Extracted data entries:
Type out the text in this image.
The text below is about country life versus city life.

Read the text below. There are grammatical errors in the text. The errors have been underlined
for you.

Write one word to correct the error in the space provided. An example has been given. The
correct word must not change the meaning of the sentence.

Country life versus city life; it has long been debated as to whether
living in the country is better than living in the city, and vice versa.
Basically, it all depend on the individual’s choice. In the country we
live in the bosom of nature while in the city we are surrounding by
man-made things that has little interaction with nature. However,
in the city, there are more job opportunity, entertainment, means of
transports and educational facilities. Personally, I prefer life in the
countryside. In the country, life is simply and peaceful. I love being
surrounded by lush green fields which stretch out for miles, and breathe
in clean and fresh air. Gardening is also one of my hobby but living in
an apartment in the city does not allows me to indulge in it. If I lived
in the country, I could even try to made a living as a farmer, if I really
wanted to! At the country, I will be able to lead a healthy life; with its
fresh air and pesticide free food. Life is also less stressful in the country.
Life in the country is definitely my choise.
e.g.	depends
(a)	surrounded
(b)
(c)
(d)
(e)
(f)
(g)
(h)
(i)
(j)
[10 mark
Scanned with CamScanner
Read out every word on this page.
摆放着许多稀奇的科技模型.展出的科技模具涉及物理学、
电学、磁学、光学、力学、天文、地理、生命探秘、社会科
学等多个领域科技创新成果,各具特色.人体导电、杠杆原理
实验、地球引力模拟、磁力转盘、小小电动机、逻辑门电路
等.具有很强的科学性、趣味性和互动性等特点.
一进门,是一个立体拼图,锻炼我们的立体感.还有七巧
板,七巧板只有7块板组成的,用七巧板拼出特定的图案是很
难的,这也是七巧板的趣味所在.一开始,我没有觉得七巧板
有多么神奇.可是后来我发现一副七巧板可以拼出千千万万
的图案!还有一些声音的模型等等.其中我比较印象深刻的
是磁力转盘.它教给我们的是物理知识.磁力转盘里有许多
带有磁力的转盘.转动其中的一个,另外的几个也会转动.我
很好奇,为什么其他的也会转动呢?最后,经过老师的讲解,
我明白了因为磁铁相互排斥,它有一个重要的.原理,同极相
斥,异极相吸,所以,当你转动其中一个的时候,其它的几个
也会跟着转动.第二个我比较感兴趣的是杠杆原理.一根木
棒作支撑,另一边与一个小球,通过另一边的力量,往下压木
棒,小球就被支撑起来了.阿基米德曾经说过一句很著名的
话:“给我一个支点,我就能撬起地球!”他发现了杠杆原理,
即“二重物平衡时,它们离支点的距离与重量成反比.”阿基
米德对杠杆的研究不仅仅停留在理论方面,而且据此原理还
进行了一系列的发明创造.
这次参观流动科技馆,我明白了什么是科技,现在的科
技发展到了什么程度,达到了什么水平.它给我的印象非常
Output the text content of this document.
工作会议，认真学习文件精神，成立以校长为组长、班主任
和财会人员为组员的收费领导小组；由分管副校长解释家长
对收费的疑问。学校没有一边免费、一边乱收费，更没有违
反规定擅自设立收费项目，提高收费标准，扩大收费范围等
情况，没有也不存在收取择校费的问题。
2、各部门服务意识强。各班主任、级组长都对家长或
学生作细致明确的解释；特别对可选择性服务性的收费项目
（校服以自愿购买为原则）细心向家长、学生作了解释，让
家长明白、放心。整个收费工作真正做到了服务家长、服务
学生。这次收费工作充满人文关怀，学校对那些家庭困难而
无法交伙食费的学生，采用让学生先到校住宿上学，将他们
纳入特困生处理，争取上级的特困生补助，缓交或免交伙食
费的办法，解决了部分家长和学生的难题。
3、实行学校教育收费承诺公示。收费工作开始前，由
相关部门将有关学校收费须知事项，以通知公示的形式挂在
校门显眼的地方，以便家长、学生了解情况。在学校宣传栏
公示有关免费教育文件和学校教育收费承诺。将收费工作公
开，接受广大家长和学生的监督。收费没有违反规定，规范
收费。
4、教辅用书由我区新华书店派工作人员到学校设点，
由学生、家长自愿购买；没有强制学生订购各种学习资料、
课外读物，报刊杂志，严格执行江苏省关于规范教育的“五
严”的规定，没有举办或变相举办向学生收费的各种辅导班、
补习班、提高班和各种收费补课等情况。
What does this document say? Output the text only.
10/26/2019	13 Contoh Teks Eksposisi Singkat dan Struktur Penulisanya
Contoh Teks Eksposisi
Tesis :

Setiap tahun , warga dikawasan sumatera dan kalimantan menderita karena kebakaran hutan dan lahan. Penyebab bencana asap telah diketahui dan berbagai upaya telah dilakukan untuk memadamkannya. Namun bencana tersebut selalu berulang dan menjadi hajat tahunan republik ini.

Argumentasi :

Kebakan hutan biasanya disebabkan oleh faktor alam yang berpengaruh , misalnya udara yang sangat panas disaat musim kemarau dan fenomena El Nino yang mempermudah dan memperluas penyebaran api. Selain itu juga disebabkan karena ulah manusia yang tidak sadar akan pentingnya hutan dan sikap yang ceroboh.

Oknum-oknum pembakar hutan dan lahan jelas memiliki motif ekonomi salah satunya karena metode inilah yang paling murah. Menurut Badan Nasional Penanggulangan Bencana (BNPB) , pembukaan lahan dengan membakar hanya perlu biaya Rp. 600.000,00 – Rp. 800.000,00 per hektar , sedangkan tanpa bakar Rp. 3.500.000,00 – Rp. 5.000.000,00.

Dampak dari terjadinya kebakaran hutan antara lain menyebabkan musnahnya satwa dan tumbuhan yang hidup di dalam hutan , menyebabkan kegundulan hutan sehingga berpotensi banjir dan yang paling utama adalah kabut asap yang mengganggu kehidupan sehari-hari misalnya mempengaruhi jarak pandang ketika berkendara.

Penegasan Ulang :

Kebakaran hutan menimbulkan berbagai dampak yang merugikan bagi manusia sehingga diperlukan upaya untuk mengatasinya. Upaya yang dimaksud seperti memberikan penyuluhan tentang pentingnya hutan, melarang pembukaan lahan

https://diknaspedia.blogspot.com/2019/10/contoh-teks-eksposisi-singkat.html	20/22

> **What to produce**
Each record above should be repeated exactly as it appears.

> **Response to the exercise**
Type out the text in this image.
The text below is about country life versus city life.

Read the text below. There are grammatical errors in the text. The errors have been underlined
for you.

Write one word to correct the error in the space provided. An example has been given. The
correct word must not change the meaning of the sentence.

Country life versus city life; it has long been debated as to whether
living in the country is better than living in the city, and vice versa.
Basically, it all depend on the individual’s choice. In the country we
live in the bosom of nature while in the city we are surrounding by
man-made things that has little interaction with nature. However,
in the city, there are more job opportunity, entertainment, means of
transports and educational facilities. Personally, I prefer life in the
countryside. In the country, life is simply and peaceful. I love being
surrounded by lush green fields which stretch out for miles, and breathe
in clean and fresh air. Gardening is also one of my hobby but living in
an apartment in the city does not allows me to indulge in it. If I lived
in the country, I could even try to made a living as a farmer, if I really
wanted to! At the country, I will be able to lead a healthy life; with its
fresh air and pesticide free food. Life is also less stressful in the country.
Life in the country is definitely my choise.
e.g.	depends
(a)	surrounded
(b)
(c)
(d)
(e)
(f)
(g)
(h)
(i)
(j)
[10 mark
Scanned with CamScanner
Read out every word on this page.
摆放着许多稀奇的科技模型.展出的科技模具涉及物理学、
电学、磁学、光学、力学、天文、地理、生命探秘、社会科
学等多个领域科技创新成果,各具特色.人体导电、杠杆原理
实验、地球引力模拟、磁力转盘、小小电动机、逻辑门电路
等.具有很强的科学性、趣味性和互动性等特点.
一进门,是一个立体拼图,锻炼我们的立体感.还有七巧
板,七巧板只有7块板组成的,用七巧板拼出特定的图案是很
难的,这也是七巧板的趣味所在.一开始,我没有觉得七巧板
有多么神奇.可是后来我发现一副七巧板可以拼出千千万万
的图案!还有一些声音的模型等等.其中我比较印象深刻的
是磁力转盘.它教给我们的是物理知识.磁力转盘里有许多
带有磁力的转盘.转动其中的一个,另外的几个也会转动.我
很好奇,为什么其他的也会转动呢?最后,经过老师的讲解,
我明白了因为磁铁相互排斥,它有一个重要的.原理,同极相
斥,异极相吸,所以,当你转动其中一个的时候,其它的几个
也会跟着转动.第二个我比较感兴趣的是杠杆原理.一根木
棒作支撑,另一边与一个小球,通过另一边的力量,往下压木
棒,小球就被支撑起来了.阿基米德曾经说过一句很著名的
话:“给我一个支点,我就能撬起地球!”他发现了杠杆原理,
即“二重物平衡时,它们离支点的距离与重量成反比.”阿基
米德对杠杆的研究不仅仅停留在理论方面,而且据此原理还
进行了一系列的发明创造.
这次参观流动科技馆,我明白了什么是科技,现在的科
技发展到了什么程度,达到了什么水平.它给我的印象非常
Output the text content of this document.
工作会议，认真学习文件精神，成立以校长为组长、班主任
和财会人员为组员的收费领导小组；由分管副校长解释家长
对收费的疑问。学校没有一边免费、一边乱收费，更没有违
反规定擅自设立收费项目，提高收费标准，扩大收费范围等
情况，没有也不存在收取择校费的问题。
2、各部门服务意识强。各班主任、级组长都对家长或
学生作细致明确的解释；特别对可选择性服务性的收费项目
（校服以自愿购买为原则）细心向家长、学生作了解释，让
家长明白、放心。整个收费工作真正做到了服务家长、服务
学生。这次收费工作充满人文关怀，学校对那些家庭困难而
无法交伙食费的学生，采用让学生先到校住宿上学，将他们
纳入特困生处理，争取上级的特困生补助，缓交或免交伙食
费的办法，解决了部分家长和学生的难题。
3、实行学校教育收费承诺公示。收费工作开始前，由
相关部门将有关学校收费须知事项，以通知公示的形式挂在
校门显眼的地方，以便家长、学生了解情况。在学校宣传栏
公示有关免费教育文件和学校教育收费承诺。将收费工作公
开，接受广大家长和学生的监督。收费没有违反规定，规范
收费。
4、教辅用书由我区新华书店派工作人员到学校设点，
由学生、家长自愿购买；没有强制学生订购各种学习资料、
课外读物，报刊杂志，严格执行江苏省关于规范教育的“五
严”的规定，没有举办或变相举办向学生收费的各种辅导班、
补习班、提高班和各种收费补课等情况。
What does this document say? Output the text only.
10/26/2019	13 Contoh Teks Eksposisi Singkat dan Struktur Penulisanya
Contoh Teks Eksposisi
Tesis :

Setiap tahun , warga dikawasan sumatera dan kalimantan menderita karena kebakaran hutan dan lahan. Penyebab bencana asap telah diketahui dan berbagai upaya telah dilakukan untuk memadamkannya. Namun bencana tersebut selalu berulang dan menjadi hajat tahunan republik ini.

Argumentasi :

Kebakan hutan biasanya disebabkan oleh faktor alam yang berpengaruh , misalnya udara yang sangat panas disaat musim kemarau dan fenomena El Nino yang mempermudah dan memperluas penyebaran api. Selain itu juga disebabkan karena ulah manusia yang tidak sadar akan pentingnya hutan dan sikap yang ceroboh.

Oknum-oknum pembakar hutan dan lahan jelas memiliki motif ekonomi salah satunya karena metode inilah yang paling murah. Menurut Badan Nasional Penanggulangan Bencana (BNPB) , pembukaan lahan dengan membakar hanya perlu biaya Rp. 600.000,00 – Rp. 800.000,00 per hektar , sedangkan tanpa bakar Rp. 3.500.000,00 – Rp. 5.000.000,00.

Dampak dari terjadinya kebakaran hutan antara lain menyebabkan musnahnya satwa dan tumbuhan yang hidup di dalam hutan , menyebabkan kegundulan hutan sehingga berpotensi banjir dan yang paling utama adalah kabut asap yang mengganggu kehidupan sehari-hari misalnya mempengaruhi jarak pandang ketika berkendara.

Penegasan Ulang :

Kebakaran hutan menimbulkan berbagai dampak yang merugikan bagi manusia sehingga diperlukan upaya untuk mengatasinya. Upaya yang dimaksud seperti memberikan penyuluhan tentang pentingnya hutan, melarang pembukaan lahan

https://diknaspedia.blogspot.com/2019/10/contoh-teks-eksposisi-singkat.html	20/22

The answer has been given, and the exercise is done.